Set the listing down again exactly, please, apart from its pictures.

Records excerpted from a collection

* Start *

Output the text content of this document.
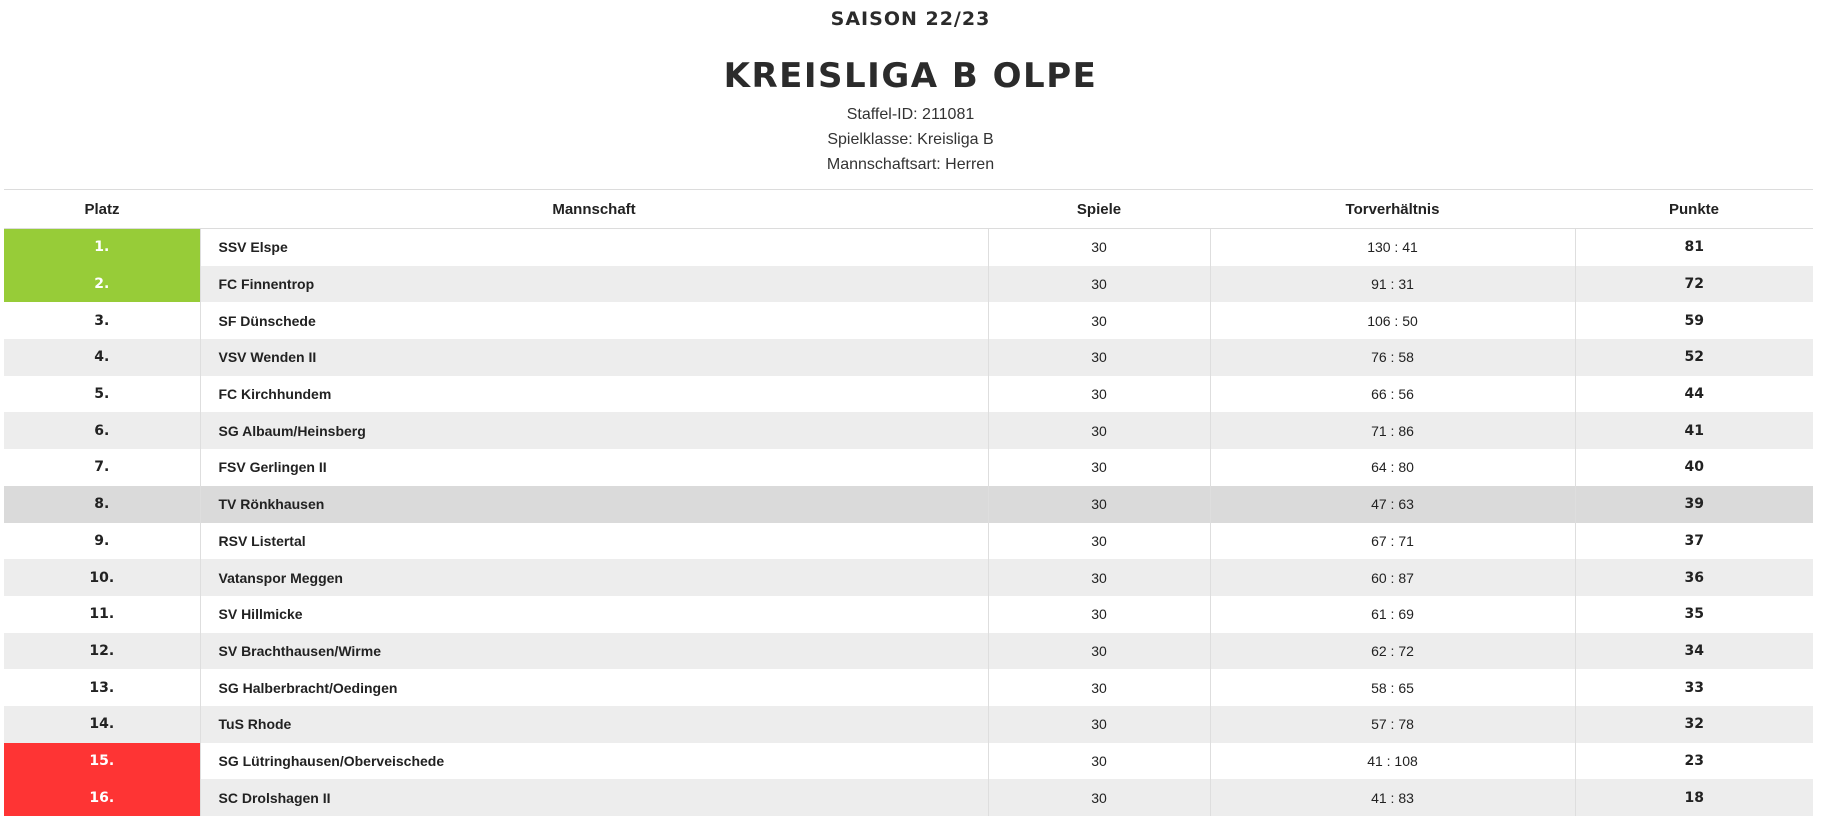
SAISON 22/23
KREISLIGA B OLPE
Staffel-ID: 211081
Spielklasse: Kreisliga B
Mannschaftsart: Herren
Platz	Mannschaft	Spiele	Torverhältnis	Punkte
1.	SSV Elspe	30	130 : 41	81
2.	FC Finnentrop	30	91 : 31	72
3.	SF Dünschede	30	106 : 50	59
4.	VSV Wenden II	30	76 : 58	52
5.	FC Kirchhundem	30	66 : 56	44
6.	SG Albaum/Heinsberg	30	71 : 86	41
7.	FSV Gerlingen II	30	64 : 80	40
8.	TV Rönkhausen	30	47 : 63	39
9.	RSV Listertal	30	67 : 71	37
10.	Vatanspor Meggen	30	60 : 87	36
11.	SV Hillmicke	30	61 : 69	35
12.	SV Brachthausen/Wirme	30	62 : 72	34
13.	SG Halberbracht/Oedingen	30	58 : 65	33
14.	TuS Rhode	30	57 : 78	32
15.	SG Lütringhausen/Oberveischede	30	41 : 108	23
16.	SC Drolshagen II	30	41 : 83	18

* End *

_Written answer_
Output the text content of this document.
SAISON 22/23
KREISLIGA B OLPE
Staffel-ID: 211081
Spielklasse: Kreisliga B
Mannschaftsart: Herren
Platz	Mannschaft	Spiele	Torverhältnis	Punkte
1.	SSV Elspe	30	130 : 41	81
2.	FC Finnentrop	30	91 : 31	72
3.	SF Dünschede	30	106 : 50	59
4.	VSV Wenden II	30	76 : 58	52
5.	FC Kirchhundem	30	66 : 56	44
6.	SG Albaum/Heinsberg	30	71 : 86	41
7.	FSV Gerlingen II	30	64 : 80	40
8.	TV Rönkhausen	30	47 : 63	39
9.	RSV Listertal	30	67 : 71	37
10.	Vatanspor Meggen	30	60 : 87	36
11.	SV Hillmicke	30	61 : 69	35
12.	SV Brachthausen/Wirme	30	62 : 72	34
13.	SG Halberbracht/Oedingen	30	58 : 65	33
14.	TuS Rhode	30	57 : 78	32
15.	SG Lütringhausen/Oberveischede	30	41 : 108	23
16.	SC Drolshagen II	30	41 : 83	18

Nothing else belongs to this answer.